§ TUJUAN
Masukkan baris-baris materi di bawah ke dalam daftar JSON berisi string, satu string untuk setiap baris, dan jangan ikutkan baris kosong. Ambil hanya bagian yang dimulai dari baris yang memuat "Patent image size: (1020, 1197)." dan berakhir di baris yang memuat "The coil 126 is at (717, 283).", termasuk kedua baris tersebut.

Baris-baris dari sebuah dataset
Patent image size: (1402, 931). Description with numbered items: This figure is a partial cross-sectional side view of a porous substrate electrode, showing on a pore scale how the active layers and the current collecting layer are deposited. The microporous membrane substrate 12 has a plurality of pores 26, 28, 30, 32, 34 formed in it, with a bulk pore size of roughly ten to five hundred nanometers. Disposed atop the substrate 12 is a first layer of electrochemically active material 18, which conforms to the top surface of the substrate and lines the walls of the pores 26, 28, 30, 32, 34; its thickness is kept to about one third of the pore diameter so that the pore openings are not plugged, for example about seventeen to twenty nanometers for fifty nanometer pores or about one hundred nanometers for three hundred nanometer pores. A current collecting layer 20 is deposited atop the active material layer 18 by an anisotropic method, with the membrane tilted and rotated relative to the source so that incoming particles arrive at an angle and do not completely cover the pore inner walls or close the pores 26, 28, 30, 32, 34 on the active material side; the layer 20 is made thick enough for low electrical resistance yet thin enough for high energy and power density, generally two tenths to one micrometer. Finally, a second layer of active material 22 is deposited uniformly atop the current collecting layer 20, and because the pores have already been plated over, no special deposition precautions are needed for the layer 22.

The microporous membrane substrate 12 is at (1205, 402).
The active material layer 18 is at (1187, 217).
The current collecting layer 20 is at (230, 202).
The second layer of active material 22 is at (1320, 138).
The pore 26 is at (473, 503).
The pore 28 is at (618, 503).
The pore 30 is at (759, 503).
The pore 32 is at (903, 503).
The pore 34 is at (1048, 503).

--

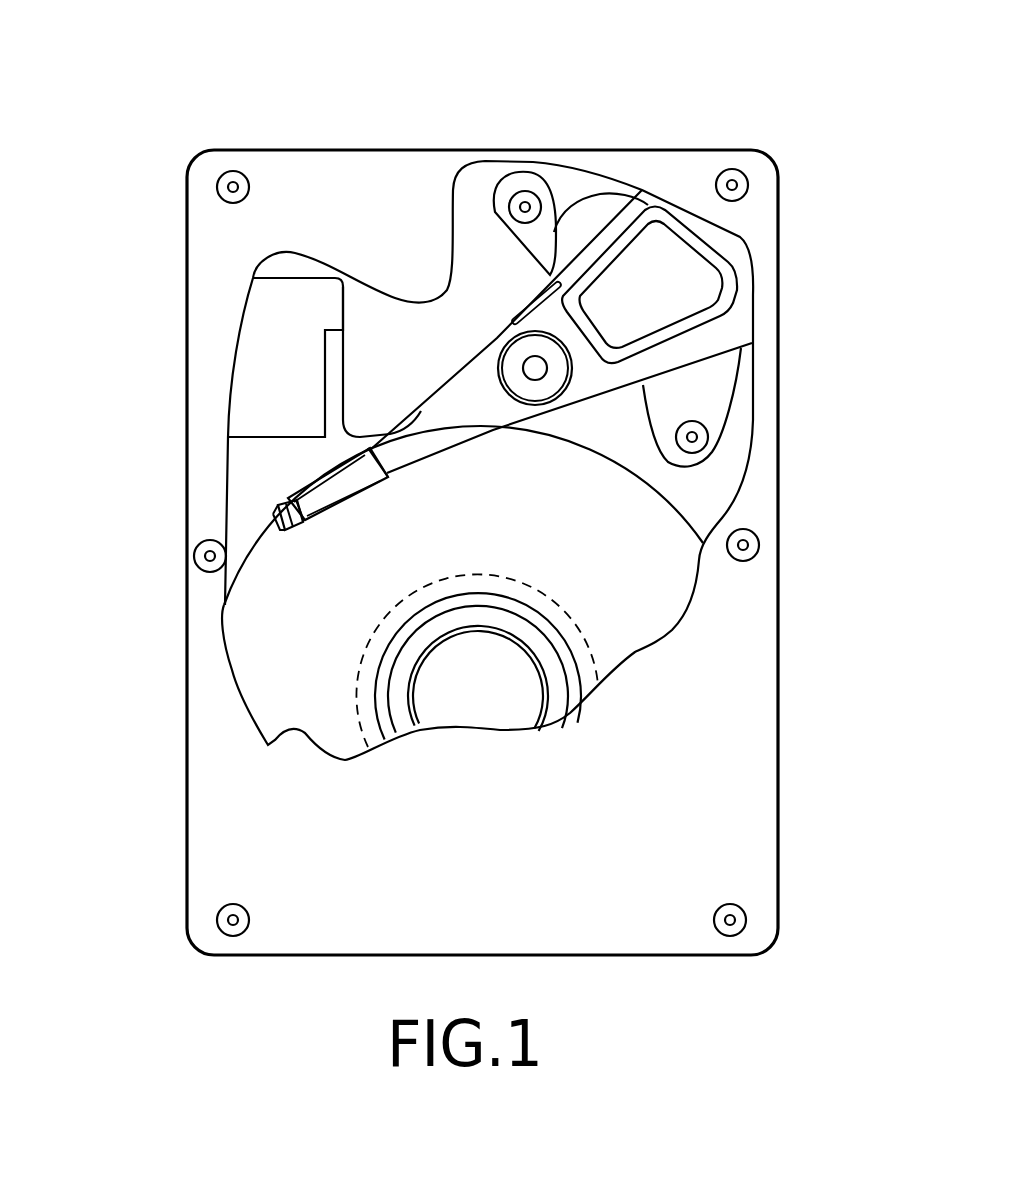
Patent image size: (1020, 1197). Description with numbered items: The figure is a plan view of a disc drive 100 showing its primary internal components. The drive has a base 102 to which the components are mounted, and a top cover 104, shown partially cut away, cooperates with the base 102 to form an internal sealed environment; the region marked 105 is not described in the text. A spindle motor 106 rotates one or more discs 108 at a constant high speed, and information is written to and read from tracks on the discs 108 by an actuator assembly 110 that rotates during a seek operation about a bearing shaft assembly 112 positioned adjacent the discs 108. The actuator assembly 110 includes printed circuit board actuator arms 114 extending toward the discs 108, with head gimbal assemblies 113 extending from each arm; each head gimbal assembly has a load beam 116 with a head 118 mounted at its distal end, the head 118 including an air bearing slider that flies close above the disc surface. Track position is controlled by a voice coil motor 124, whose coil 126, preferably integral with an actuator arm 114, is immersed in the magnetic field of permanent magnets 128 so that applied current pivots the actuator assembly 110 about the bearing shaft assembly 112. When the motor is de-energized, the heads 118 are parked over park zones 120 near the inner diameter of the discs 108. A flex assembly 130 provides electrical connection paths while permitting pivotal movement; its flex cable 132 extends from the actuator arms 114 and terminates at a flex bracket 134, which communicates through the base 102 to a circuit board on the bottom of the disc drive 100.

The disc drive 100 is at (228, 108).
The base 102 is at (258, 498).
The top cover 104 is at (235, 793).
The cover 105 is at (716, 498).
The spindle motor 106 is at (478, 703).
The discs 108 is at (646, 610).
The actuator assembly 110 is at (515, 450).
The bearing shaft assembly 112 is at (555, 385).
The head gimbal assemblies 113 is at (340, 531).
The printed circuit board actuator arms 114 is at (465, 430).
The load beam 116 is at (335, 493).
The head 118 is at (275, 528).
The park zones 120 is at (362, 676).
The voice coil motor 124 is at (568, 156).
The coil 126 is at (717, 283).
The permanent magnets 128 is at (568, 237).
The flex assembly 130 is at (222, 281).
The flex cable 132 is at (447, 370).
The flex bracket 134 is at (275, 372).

--

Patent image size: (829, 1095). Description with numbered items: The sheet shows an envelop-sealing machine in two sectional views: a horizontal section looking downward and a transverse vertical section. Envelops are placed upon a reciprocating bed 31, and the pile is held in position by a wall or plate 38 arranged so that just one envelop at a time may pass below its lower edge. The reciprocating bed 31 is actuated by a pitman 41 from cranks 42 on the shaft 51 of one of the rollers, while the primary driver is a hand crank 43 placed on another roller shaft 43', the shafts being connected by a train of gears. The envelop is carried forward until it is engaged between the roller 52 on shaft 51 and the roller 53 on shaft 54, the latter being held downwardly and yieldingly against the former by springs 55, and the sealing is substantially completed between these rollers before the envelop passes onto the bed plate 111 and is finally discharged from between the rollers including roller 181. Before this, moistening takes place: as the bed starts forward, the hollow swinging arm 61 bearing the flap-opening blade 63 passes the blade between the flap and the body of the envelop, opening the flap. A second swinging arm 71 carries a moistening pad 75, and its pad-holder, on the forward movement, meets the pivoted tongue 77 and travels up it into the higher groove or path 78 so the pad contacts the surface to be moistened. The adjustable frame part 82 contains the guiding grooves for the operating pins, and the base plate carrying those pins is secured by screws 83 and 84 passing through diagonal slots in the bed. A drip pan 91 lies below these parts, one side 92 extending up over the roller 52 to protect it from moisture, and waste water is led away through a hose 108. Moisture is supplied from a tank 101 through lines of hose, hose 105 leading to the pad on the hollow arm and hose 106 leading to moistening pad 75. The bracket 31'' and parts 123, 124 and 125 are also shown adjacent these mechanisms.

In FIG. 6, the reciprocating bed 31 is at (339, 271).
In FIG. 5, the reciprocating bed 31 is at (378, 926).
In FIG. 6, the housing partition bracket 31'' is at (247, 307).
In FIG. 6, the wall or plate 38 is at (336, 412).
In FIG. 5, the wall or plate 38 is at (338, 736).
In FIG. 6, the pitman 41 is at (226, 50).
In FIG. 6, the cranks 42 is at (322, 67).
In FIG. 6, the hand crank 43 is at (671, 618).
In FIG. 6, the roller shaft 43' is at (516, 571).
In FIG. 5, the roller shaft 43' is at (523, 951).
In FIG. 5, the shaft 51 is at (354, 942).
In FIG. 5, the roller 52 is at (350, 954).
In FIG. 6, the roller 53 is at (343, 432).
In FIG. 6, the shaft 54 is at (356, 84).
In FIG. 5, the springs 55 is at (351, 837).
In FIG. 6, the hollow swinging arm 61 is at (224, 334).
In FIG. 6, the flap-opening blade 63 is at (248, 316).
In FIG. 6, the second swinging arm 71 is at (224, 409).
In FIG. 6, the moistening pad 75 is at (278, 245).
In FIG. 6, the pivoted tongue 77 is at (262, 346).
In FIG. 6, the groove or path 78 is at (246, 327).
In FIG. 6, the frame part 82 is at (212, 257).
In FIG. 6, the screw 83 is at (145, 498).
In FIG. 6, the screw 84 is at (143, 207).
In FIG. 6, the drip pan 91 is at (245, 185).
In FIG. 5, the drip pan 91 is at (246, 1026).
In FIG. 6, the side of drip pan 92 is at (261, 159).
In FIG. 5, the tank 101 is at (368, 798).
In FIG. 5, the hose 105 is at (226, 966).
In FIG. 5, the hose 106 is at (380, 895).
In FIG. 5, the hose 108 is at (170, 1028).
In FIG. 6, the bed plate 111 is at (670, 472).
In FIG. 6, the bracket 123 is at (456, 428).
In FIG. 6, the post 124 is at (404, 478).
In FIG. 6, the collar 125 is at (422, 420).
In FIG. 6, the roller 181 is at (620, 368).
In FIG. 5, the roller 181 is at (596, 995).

§ HASIL
[
  "Patent image size: (1020, 1197). Description with numbered items: The figure is a plan view of a disc drive 100 showing its primary internal components. The drive has a base 102 to which the components are mounted, and a top cover 104, shown partially cut away, cooperates with the base 102 to form an internal sealed environment; the region marked 105 is not described in the text. A spindle motor 106 rotates one or more discs 108 at a constant high speed, and information is written to and read from tracks on the discs 108 by an actuator assembly 110 that rotates during a seek operation about a bearing shaft assembly 112 positioned adjacent the discs 108. The actuator assembly 110 includes printed circuit board actuator arms 114 extending toward the discs 108, with head gimbal assemblies 113 extending from each arm; each head gimbal assembly has a load beam 116 with a head 118 mounted at its distal end, the head 118 including an air bearing slider that flies close above the disc surface. Track position is controlled by a voice coil motor 124, whose coil 126, preferably integral with an actuator arm 114, is immersed in the magnetic field of permanent magnets 128 so that applied current pivots the actuator assembly 110 about the bearing shaft assembly 112. When the motor is de-energized, the heads 118 are parked over park zones 120 near the inner diameter of the discs 108. A flex assembly 130 provides electrical connection paths while permitting pivotal movement; its flex cable 132 extends from the actuator arms 114 and terminates at a flex bracket 134, which communicates through the base 102 to a circuit board on the bottom of the disc drive 100.",
  "The disc drive 100 is at (228, 108).",
  "The base 102 is at (258, 498).",
  "The top cover 104 is at (235, 793).",
  "The cover 105 is at (716, 498).",
  "The spindle motor 106 is at (478, 703).",
  "The discs 108 is at (646, 610).",
  "The actuator assembly 110 is at (515, 450).",
  "The bearing shaft assembly 112 is at (555, 385).",
  "The head gimbal assemblies 113 is at (340, 531).",
  "The printed circuit board actuator arms 114 is at (465, 430).",
  "The load beam 116 is at (335, 493).",
  "The head 118 is at (275, 528).",
  "The park zones 120 is at (362, 676).",
  "The voice coil motor 124 is at (568, 156).",
  "The coil 126 is at (717, 283)."
]